EXERCISE: Reproduce the listing below, substituting "Exit" for every "Leave" and keeping everything else the same.

EXTRACTED DATA:

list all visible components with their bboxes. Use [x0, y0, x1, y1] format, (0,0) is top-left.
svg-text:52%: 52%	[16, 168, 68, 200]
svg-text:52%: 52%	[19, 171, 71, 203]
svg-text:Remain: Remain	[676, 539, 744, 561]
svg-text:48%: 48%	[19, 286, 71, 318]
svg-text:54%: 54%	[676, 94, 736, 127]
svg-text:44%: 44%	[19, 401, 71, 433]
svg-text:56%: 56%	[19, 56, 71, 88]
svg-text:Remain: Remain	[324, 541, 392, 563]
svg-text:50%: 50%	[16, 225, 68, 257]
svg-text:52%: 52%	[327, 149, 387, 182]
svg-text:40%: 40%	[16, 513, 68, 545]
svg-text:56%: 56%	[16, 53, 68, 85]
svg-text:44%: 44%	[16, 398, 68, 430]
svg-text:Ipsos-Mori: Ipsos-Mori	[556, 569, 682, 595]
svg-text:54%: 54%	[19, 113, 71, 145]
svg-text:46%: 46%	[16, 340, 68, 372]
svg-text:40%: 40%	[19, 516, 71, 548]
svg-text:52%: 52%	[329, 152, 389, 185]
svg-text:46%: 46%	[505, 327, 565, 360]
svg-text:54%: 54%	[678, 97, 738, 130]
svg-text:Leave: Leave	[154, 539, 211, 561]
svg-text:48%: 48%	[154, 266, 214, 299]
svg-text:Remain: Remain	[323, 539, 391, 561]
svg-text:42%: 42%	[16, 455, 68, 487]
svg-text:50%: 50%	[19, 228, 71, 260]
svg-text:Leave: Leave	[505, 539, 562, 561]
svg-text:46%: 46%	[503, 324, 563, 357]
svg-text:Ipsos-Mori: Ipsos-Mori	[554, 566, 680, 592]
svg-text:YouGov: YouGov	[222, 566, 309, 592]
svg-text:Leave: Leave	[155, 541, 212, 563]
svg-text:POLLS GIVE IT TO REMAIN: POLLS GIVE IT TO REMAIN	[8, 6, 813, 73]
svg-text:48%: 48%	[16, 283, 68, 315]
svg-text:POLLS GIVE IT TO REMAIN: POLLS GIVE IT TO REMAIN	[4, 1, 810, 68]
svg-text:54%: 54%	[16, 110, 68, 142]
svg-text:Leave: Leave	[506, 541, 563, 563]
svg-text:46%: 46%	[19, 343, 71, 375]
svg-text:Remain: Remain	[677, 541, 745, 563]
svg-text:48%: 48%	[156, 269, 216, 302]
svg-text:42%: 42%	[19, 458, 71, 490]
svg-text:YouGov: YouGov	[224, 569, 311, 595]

FULL OUTPUT:
list all visible components with their bboxes. Use [x0, y0, x1, y1] format, (0,0) is top-left.
svg-text:52%: 52%	[16, 168, 68, 200]
svg-text:52%: 52%	[19, 171, 71, 203]
svg-text:Remain: Remain	[676, 539, 744, 561]
svg-text:48%: 48%	[19, 286, 71, 318]
svg-text:54%: 54%	[676, 94, 736, 127]
svg-text:44%: 44%	[19, 401, 71, 433]
svg-text:56%: 56%	[19, 56, 71, 88]
svg-text:Remain: Remain	[324, 541, 392, 563]
svg-text:50%: 50%	[16, 225, 68, 257]
svg-text:52%: 52%	[327, 149, 387, 182]
svg-text:40%: 40%	[16, 513, 68, 545]
svg-text:56%: 56%	[16, 53, 68, 85]
svg-text:44%: 44%	[16, 398, 68, 430]
svg-text:Ipsos-Mori: Ipsos-Mori	[556, 569, 682, 595]
svg-text:54%: 54%	[19, 113, 71, 145]
svg-text:46%: 46%	[16, 340, 68, 372]
svg-text:40%: 40%	[19, 516, 71, 548]
svg-text:52%: 52%	[329, 152, 389, 185]
svg-text:46%: 46%	[505, 327, 565, 360]
svg-text:54%: 54%	[678, 97, 738, 130]
svg-text:Exit: Exit	[154, 539, 211, 561]
svg-text:48%: 48%	[154, 266, 214, 299]
svg-text:Remain: Remain	[323, 539, 391, 561]
svg-text:42%: 42%	[16, 455, 68, 487]
svg-text:50%: 50%	[19, 228, 71, 260]
svg-text:Exit: Exit	[505, 539, 562, 561]
svg-text:46%: 46%	[503, 324, 563, 357]
svg-text:Ipsos-Mori: Ipsos-Mori	[554, 566, 680, 592]
svg-text:YouGov: YouGov	[222, 566, 309, 592]
svg-text:Exit: Exit	[155, 541, 212, 563]
svg-text:POLLS GIVE IT TO REMAIN: POLLS GIVE IT TO REMAIN	[8, 6, 813, 73]
svg-text:48%: 48%	[16, 283, 68, 315]
svg-text:POLLS GIVE IT TO REMAIN: POLLS GIVE IT TO REMAIN	[4, 1, 810, 68]
svg-text:54%: 54%	[16, 110, 68, 142]
svg-text:Exit: Exit	[506, 541, 563, 563]
svg-text:46%: 46%	[19, 343, 71, 375]
svg-text:Remain: Remain	[677, 541, 745, 563]
svg-text:48%: 48%	[156, 269, 216, 302]
svg-text:42%: 42%	[19, 458, 71, 490]
svg-text:YouGov: YouGov	[224, 569, 311, 595]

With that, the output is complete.